## begin

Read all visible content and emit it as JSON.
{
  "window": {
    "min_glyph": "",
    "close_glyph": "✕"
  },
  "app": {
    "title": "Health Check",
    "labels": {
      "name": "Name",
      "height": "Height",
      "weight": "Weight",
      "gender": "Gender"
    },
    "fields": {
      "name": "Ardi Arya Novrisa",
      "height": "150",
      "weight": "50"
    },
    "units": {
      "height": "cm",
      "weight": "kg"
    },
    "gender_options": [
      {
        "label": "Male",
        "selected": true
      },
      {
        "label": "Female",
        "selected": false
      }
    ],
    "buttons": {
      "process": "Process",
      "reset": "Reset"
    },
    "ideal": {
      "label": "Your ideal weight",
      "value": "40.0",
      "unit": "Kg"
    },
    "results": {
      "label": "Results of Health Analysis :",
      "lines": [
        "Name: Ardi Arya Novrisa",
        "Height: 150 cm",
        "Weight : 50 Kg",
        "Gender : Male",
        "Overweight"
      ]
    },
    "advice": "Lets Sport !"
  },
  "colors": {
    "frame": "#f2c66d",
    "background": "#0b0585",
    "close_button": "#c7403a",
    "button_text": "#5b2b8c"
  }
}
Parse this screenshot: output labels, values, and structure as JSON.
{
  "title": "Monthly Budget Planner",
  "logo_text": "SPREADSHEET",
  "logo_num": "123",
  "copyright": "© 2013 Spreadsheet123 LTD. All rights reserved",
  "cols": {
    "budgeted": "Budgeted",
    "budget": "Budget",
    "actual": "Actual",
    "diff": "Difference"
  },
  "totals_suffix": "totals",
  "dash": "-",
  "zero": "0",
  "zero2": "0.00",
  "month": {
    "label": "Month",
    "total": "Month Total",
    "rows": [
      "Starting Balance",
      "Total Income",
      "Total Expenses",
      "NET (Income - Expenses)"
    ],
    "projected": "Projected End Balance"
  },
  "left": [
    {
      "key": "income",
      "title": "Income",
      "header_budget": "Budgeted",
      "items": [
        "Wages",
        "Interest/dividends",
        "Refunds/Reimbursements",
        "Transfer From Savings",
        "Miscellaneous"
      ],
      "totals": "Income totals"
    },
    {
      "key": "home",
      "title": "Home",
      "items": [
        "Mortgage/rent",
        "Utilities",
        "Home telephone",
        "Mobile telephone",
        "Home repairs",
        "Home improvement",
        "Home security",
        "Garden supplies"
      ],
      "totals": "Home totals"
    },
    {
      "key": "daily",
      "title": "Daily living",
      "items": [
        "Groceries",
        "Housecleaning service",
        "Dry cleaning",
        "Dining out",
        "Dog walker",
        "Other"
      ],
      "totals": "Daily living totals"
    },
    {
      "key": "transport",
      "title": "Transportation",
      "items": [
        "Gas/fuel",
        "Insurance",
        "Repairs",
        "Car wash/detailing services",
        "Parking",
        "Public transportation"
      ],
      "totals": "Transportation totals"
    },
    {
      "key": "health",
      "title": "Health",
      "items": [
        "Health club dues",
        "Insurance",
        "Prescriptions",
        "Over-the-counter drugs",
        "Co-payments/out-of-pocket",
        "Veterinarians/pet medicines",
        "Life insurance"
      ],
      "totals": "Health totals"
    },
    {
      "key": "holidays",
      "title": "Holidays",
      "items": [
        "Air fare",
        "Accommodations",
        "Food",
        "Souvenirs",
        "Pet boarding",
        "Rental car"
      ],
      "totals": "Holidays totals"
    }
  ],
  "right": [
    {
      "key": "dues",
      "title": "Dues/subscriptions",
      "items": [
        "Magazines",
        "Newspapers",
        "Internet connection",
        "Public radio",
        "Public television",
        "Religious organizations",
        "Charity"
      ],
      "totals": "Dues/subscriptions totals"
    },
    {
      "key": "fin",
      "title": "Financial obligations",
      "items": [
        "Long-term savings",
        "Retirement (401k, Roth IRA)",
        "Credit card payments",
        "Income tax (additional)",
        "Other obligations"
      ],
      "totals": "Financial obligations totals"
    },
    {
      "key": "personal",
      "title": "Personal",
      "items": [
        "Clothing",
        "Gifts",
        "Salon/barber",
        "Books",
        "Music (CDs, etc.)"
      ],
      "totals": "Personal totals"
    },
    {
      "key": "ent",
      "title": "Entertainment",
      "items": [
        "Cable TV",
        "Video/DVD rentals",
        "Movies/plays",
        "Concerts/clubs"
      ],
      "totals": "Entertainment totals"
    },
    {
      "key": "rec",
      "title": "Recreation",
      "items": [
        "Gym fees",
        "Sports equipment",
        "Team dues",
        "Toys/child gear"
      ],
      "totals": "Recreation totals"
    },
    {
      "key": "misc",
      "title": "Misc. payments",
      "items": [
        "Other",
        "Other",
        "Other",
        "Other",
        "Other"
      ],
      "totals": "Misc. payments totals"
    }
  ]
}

## end
## begin

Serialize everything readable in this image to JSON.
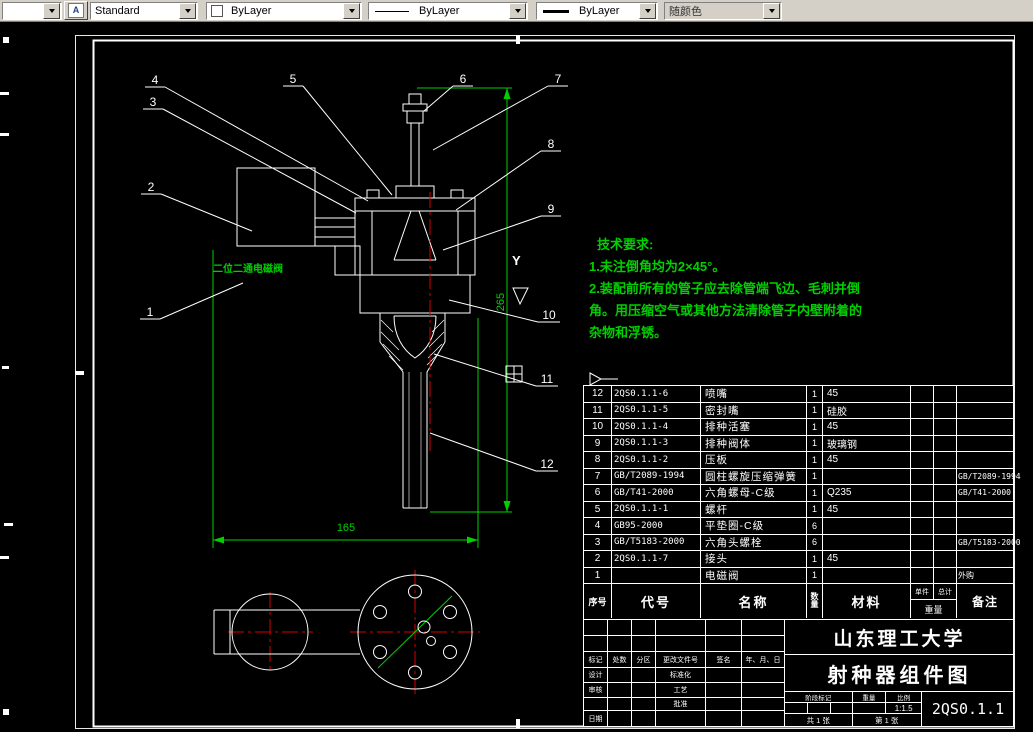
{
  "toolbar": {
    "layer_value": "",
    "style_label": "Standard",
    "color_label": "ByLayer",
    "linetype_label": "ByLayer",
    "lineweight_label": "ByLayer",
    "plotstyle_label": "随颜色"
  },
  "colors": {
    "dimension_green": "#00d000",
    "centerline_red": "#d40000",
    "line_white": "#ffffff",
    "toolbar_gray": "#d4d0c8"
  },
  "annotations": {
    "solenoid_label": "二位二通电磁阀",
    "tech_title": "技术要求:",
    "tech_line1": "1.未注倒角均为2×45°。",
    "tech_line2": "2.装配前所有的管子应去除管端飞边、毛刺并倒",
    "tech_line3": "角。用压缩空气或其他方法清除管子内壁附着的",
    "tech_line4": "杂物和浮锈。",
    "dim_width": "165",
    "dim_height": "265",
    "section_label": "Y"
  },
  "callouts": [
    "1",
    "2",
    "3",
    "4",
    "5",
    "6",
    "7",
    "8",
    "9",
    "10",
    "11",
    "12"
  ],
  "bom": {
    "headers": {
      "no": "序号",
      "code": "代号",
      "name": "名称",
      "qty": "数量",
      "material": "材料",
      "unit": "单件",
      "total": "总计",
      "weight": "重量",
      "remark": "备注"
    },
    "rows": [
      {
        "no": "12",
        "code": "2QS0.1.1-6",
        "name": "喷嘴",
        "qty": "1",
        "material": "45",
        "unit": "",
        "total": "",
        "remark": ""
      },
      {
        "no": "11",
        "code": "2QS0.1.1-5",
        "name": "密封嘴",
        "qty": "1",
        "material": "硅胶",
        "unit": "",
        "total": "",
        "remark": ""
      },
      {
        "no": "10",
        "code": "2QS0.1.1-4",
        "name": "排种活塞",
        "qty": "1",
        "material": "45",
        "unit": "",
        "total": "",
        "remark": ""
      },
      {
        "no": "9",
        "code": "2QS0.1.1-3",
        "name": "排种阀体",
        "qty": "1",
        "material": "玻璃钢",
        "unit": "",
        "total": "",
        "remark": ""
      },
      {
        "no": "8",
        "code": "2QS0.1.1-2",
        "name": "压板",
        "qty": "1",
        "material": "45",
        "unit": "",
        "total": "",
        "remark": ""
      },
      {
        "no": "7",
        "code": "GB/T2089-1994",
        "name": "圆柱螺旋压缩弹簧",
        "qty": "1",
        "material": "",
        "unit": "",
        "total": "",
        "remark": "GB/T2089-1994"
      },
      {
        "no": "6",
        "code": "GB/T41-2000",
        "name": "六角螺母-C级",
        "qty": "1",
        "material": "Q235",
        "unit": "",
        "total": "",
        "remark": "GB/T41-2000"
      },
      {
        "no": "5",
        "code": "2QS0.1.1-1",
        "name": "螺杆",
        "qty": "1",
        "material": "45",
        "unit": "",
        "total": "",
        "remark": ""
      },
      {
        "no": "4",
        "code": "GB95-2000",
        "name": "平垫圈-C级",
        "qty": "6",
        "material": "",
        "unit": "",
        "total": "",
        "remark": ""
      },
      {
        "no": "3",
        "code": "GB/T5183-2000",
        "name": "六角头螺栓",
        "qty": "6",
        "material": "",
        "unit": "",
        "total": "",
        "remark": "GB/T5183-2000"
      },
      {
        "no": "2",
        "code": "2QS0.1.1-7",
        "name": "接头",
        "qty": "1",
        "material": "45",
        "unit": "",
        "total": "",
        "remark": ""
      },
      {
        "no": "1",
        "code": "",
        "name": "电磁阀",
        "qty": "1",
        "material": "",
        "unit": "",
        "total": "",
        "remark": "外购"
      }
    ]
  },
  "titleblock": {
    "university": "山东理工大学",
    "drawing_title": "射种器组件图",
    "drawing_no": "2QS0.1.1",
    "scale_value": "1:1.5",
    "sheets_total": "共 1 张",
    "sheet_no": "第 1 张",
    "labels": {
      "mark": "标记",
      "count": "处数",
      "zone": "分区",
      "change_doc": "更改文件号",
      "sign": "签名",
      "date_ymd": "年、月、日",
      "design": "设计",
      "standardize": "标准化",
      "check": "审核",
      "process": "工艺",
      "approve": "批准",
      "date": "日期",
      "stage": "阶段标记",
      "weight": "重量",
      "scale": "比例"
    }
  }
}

## end
## begin

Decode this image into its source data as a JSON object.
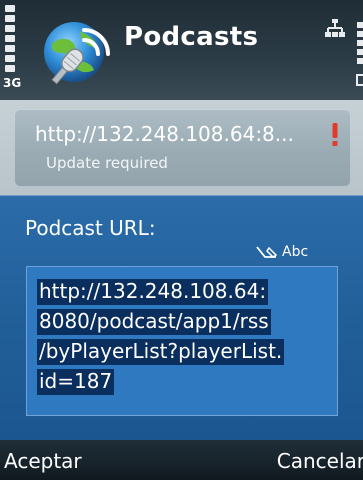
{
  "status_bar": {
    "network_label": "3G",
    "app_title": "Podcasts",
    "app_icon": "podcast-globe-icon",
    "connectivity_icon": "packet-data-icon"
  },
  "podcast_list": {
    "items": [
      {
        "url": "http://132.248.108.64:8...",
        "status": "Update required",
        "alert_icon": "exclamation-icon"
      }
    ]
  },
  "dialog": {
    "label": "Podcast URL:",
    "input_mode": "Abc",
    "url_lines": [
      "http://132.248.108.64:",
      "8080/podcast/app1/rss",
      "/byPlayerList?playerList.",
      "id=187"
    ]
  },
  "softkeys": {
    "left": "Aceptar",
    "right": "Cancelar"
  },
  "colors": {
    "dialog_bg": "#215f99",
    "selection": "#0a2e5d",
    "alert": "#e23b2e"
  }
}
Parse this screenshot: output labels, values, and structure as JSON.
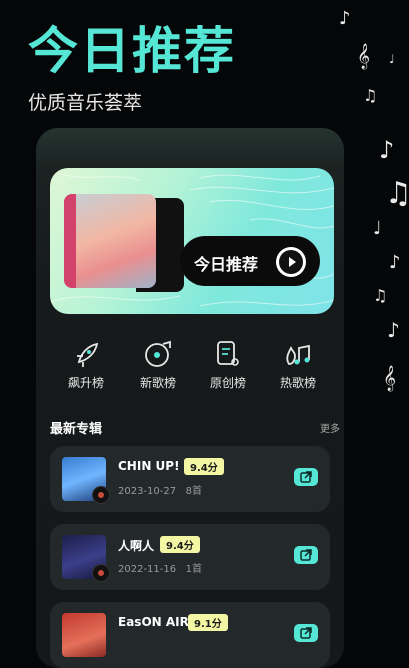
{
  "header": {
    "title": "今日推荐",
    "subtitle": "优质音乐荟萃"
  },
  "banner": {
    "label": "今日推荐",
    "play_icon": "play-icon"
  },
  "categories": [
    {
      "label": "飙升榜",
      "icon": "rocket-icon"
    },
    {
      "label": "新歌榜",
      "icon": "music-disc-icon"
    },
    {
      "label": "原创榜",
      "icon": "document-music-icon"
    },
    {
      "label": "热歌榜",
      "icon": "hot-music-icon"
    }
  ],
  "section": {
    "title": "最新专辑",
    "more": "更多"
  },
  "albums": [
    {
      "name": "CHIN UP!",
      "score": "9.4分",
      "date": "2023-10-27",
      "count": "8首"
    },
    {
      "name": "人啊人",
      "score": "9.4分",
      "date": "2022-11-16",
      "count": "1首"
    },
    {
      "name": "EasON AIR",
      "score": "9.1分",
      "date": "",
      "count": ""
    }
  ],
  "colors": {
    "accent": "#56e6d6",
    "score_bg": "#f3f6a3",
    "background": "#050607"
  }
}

## end

Set task:
Tally how many lines of the data include the word "living". Write the number and nothing else.

The answer:
2